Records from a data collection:
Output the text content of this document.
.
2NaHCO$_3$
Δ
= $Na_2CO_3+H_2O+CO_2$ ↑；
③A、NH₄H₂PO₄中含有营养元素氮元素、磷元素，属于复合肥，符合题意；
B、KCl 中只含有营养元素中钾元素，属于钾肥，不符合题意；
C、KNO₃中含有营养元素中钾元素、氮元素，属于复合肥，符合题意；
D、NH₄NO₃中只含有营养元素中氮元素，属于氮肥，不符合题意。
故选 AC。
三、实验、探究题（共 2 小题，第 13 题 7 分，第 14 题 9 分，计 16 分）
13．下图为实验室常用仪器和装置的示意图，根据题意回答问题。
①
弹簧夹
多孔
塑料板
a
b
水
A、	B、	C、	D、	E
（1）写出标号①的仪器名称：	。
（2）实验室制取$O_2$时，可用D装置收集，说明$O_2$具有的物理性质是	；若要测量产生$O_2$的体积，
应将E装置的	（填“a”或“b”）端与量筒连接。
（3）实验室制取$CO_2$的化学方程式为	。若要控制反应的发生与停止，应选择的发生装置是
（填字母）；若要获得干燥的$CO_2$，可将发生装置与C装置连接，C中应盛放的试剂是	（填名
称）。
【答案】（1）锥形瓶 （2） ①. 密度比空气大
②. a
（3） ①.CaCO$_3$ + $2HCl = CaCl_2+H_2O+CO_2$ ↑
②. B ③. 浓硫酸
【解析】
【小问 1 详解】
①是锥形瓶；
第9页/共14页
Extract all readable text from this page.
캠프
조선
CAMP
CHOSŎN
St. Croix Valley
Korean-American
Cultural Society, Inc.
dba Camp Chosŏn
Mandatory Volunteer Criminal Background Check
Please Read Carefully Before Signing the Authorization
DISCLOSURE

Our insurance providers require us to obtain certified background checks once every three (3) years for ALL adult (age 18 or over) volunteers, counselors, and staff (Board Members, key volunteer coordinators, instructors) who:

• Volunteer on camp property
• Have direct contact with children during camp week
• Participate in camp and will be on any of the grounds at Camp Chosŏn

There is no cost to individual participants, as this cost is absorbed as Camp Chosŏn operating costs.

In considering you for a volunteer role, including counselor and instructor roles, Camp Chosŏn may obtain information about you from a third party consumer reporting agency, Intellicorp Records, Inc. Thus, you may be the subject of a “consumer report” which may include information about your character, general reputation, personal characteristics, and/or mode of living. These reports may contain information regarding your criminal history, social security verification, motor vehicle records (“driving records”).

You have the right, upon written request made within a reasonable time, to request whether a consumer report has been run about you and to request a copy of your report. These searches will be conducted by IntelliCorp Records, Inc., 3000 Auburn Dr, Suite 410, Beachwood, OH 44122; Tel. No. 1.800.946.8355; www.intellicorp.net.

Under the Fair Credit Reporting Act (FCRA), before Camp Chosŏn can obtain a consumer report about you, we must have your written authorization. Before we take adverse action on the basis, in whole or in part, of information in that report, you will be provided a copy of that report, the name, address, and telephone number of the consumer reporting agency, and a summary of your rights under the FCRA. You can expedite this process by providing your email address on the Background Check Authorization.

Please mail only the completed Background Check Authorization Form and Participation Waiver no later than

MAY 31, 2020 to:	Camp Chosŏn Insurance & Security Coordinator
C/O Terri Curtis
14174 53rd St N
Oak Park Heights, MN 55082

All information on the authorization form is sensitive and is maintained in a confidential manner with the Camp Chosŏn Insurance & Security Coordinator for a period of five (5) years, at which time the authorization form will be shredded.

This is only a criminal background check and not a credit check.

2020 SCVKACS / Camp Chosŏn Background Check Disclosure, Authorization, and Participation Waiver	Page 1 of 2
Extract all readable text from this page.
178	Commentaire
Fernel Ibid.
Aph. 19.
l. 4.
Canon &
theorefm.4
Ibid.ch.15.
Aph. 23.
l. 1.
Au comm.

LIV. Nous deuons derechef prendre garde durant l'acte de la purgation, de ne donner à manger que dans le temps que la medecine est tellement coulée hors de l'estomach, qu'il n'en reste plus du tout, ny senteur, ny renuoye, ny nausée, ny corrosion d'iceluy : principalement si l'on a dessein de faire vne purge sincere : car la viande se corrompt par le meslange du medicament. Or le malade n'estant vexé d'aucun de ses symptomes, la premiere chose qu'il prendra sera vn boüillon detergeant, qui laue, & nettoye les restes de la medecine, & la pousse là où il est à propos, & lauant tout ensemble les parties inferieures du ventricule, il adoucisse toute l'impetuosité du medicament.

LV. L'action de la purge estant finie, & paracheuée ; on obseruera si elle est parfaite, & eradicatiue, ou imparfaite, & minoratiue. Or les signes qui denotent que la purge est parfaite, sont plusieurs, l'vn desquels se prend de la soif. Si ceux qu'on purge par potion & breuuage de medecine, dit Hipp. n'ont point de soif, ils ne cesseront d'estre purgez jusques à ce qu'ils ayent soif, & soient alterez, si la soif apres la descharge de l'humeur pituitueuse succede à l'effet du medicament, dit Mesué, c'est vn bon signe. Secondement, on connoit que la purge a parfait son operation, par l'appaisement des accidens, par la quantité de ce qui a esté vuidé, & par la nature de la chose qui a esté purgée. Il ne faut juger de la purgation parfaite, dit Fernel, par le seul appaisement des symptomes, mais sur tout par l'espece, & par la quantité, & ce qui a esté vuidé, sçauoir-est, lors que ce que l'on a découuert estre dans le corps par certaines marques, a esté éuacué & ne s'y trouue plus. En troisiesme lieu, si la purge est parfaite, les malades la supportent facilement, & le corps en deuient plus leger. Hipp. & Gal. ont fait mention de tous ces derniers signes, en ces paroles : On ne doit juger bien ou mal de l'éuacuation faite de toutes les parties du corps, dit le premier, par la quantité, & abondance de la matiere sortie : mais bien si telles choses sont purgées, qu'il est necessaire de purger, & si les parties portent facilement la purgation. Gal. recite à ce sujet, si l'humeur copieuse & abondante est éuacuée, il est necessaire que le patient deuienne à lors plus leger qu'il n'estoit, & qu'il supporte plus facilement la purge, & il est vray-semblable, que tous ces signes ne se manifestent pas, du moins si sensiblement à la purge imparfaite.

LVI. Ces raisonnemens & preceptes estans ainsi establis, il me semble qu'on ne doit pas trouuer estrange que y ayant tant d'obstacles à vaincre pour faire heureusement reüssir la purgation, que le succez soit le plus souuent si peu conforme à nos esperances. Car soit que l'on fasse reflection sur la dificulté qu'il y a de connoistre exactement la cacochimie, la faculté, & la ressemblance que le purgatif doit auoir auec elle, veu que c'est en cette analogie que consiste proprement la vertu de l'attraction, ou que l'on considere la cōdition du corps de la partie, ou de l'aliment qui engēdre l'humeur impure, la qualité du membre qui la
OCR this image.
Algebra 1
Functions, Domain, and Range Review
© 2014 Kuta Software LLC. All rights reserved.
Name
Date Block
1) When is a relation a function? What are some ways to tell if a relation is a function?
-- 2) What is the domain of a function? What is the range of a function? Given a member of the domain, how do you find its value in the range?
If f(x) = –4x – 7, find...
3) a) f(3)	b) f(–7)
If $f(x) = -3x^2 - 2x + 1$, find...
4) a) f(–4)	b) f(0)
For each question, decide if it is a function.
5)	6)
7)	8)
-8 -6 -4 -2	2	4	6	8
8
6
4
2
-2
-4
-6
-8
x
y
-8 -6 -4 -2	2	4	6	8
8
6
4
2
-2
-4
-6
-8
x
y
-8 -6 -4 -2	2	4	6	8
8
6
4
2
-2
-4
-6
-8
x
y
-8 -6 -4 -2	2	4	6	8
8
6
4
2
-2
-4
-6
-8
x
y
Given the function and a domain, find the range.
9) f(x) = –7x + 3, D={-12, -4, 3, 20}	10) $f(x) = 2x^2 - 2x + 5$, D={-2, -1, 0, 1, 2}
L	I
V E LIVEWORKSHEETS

§ **EXERCISE DETAILS**: Copy all of the data exactly.

§ **REPLY**:
Output the text content of this document.
.
2NaHCO$_3$
Δ
= $Na_2CO_3+H_2O+CO_2$ ↑；
③A、NH₄H₂PO₄中含有营养元素氮元素、磷元素，属于复合肥，符合题意；
B、KCl 中只含有营养元素中钾元素，属于钾肥，不符合题意；
C、KNO₃中含有营养元素中钾元素、氮元素，属于复合肥，符合题意；
D、NH₄NO₃中只含有营养元素中氮元素，属于氮肥，不符合题意。
故选 AC。
三、实验、探究题（共 2 小题，第 13 题 7 分，第 14 题 9 分，计 16 分）
13．下图为实验室常用仪器和装置的示意图，根据题意回答问题。
①
弹簧夹
多孔
塑料板
a
b
水
A、	B、	C、	D、	E
（1）写出标号①的仪器名称：	。
（2）实验室制取$O_2$时，可用D装置收集，说明$O_2$具有的物理性质是	；若要测量产生$O_2$的体积，
应将E装置的	（填“a”或“b”）端与量筒连接。
（3）实验室制取$CO_2$的化学方程式为	。若要控制反应的发生与停止，应选择的发生装置是
（填字母）；若要获得干燥的$CO_2$，可将发生装置与C装置连接，C中应盛放的试剂是	（填名
称）。
【答案】（1）锥形瓶 （2） ①. 密度比空气大
②. a
（3） ①.CaCO$_3$ + $2HCl = CaCl_2+H_2O+CO_2$ ↑
②. B ③. 浓硫酸
【解析】
【小问 1 详解】
①是锥形瓶；
第9页/共14页
Extract all readable text from this page.
캠프
조선
CAMP
CHOSŎN
St. Croix Valley
Korean-American
Cultural Society, Inc.
dba Camp Chosŏn
Mandatory Volunteer Criminal Background Check
Please Read Carefully Before Signing the Authorization
DISCLOSURE

Our insurance providers require us to obtain certified background checks once every three (3) years for ALL adult (age 18 or over) volunteers, counselors, and staff (Board Members, key volunteer coordinators, instructors) who:

• Volunteer on camp property
• Have direct contact with children during camp week
• Participate in camp and will be on any of the grounds at Camp Chosŏn

There is no cost to individual participants, as this cost is absorbed as Camp Chosŏn operating costs.

In considering you for a volunteer role, including counselor and instructor roles, Camp Chosŏn may obtain information about you from a third party consumer reporting agency, Intellicorp Records, Inc. Thus, you may be the subject of a “consumer report” which may include information about your character, general reputation, personal characteristics, and/or mode of living. These reports may contain information regarding your criminal history, social security verification, motor vehicle records (“driving records”).

You have the right, upon written request made within a reasonable time, to request whether a consumer report has been run about you and to request a copy of your report. These searches will be conducted by IntelliCorp Records, Inc., 3000 Auburn Dr, Suite 410, Beachwood, OH 44122; Tel. No. 1.800.946.8355; www.intellicorp.net.

Under the Fair Credit Reporting Act (FCRA), before Camp Chosŏn can obtain a consumer report about you, we must have your written authorization. Before we take adverse action on the basis, in whole or in part, of information in that report, you will be provided a copy of that report, the name, address, and telephone number of the consumer reporting agency, and a summary of your rights under the FCRA. You can expedite this process by providing your email address on the Background Check Authorization.

Please mail only the completed Background Check Authorization Form and Participation Waiver no later than

MAY 31, 2020 to:	Camp Chosŏn Insurance & Security Coordinator
C/O Terri Curtis
14174 53rd St N
Oak Park Heights, MN 55082

All information on the authorization form is sensitive and is maintained in a confidential manner with the Camp Chosŏn Insurance & Security Coordinator for a period of five (5) years, at which time the authorization form will be shredded.

This is only a criminal background check and not a credit check.

2020 SCVKACS / Camp Chosŏn Background Check Disclosure, Authorization, and Participation Waiver	Page 1 of 2
Extract all readable text from this page.
178	Commentaire
Fernel Ibid.
Aph. 19.
l. 4.
Canon &
theorefm.4
Ibid.ch.15.
Aph. 23.
l. 1.
Au comm.

LIV. Nous deuons derechef prendre garde durant l'acte de la purgation, de ne donner à manger que dans le temps que la medecine est tellement coulée hors de l'estomach, qu'il n'en reste plus du tout, ny senteur, ny renuoye, ny nausée, ny corrosion d'iceluy : principalement si l'on a dessein de faire vne purge sincere : car la viande se corrompt par le meslange du medicament. Or le malade n'estant vexé d'aucun de ses symptomes, la premiere chose qu'il prendra sera vn boüillon detergeant, qui laue, & nettoye les restes de la medecine, & la pousse là où il est à propos, & lauant tout ensemble les parties inferieures du ventricule, il adoucisse toute l'impetuosité du medicament.

LV. L'action de la purge estant finie, & paracheuée ; on obseruera si elle est parfaite, & eradicatiue, ou imparfaite, & minoratiue. Or les signes qui denotent que la purge est parfaite, sont plusieurs, l'vn desquels se prend de la soif. Si ceux qu'on purge par potion & breuuage de medecine, dit Hipp. n'ont point de soif, ils ne cesseront d'estre purgez jusques à ce qu'ils ayent soif, & soient alterez, si la soif apres la descharge de l'humeur pituitueuse succede à l'effet du medicament, dit Mesué, c'est vn bon signe. Secondement, on connoit que la purge a parfait son operation, par l'appaisement des accidens, par la quantité de ce qui a esté vuidé, & par la nature de la chose qui a esté purgée. Il ne faut juger de la purgation parfaite, dit Fernel, par le seul appaisement des symptomes, mais sur tout par l'espece, & par la quantité, & ce qui a esté vuidé, sçauoir-est, lors que ce que l'on a découuert estre dans le corps par certaines marques, a esté éuacué & ne s'y trouue plus. En troisiesme lieu, si la purge est parfaite, les malades la supportent facilement, & le corps en deuient plus leger. Hipp. & Gal. ont fait mention de tous ces derniers signes, en ces paroles : On ne doit juger bien ou mal de l'éuacuation faite de toutes les parties du corps, dit le premier, par la quantité, & abondance de la matiere sortie : mais bien si telles choses sont purgées, qu'il est necessaire de purger, & si les parties portent facilement la purgation. Gal. recite à ce sujet, si l'humeur copieuse & abondante est éuacuée, il est necessaire que le patient deuienne à lors plus leger qu'il n'estoit, & qu'il supporte plus facilement la purge, & il est vray-semblable, que tous ces signes ne se manifestent pas, du moins si sensiblement à la purge imparfaite.

LVI. Ces raisonnemens & preceptes estans ainsi establis, il me semble qu'on ne doit pas trouuer estrange que y ayant tant d'obstacles à vaincre pour faire heureusement reüssir la purgation, que le succez soit le plus souuent si peu conforme à nos esperances. Car soit que l'on fasse reflection sur la dificulté qu'il y a de connoistre exactement la cacochimie, la faculté, & la ressemblance que le purgatif doit auoir auec elle, veu que c'est en cette analogie que consiste proprement la vertu de l'attraction, ou que l'on considere la cōdition du corps de la partie, ou de l'aliment qui engēdre l'humeur impure, la qualité du membre qui la
OCR this image.
Algebra 1
Functions, Domain, and Range Review
© 2014 Kuta Software LLC. All rights reserved.
Name
Date Block
1) When is a relation a function? What are some ways to tell if a relation is a function?
-- 2) What is the domain of a function? What is the range of a function? Given a member of the domain, how do you find its value in the range?
If f(x) = –4x – 7, find...
3) a) f(3)	b) f(–7)
If $f(x) = -3x^2 - 2x + 1$, find...
4) a) f(–4)	b) f(0)
For each question, decide if it is a function.
5)	6)
7)	8)
-8 -6 -4 -2	2	4	6	8
8
6
4
2
-2
-4
-6
-8
x
y
-8 -6 -4 -2	2	4	6	8
8
6
4
2
-2
-4
-6
-8
x
y
-8 -6 -4 -2	2	4	6	8
8
6
4
2
-2
-4
-6
-8
x
y
-8 -6 -4 -2	2	4	6	8
8
6
4
2
-2
-4
-6
-8
x
y
Given the function and a domain, find the range.
9) f(x) = –7x + 3, D={-12, -4, 3, 20}	10) $f(x) = 2x^2 - 2x + 5$, D={-2, -1, 0, 1, 2}
L	I
V E LIVEWORKSHEETS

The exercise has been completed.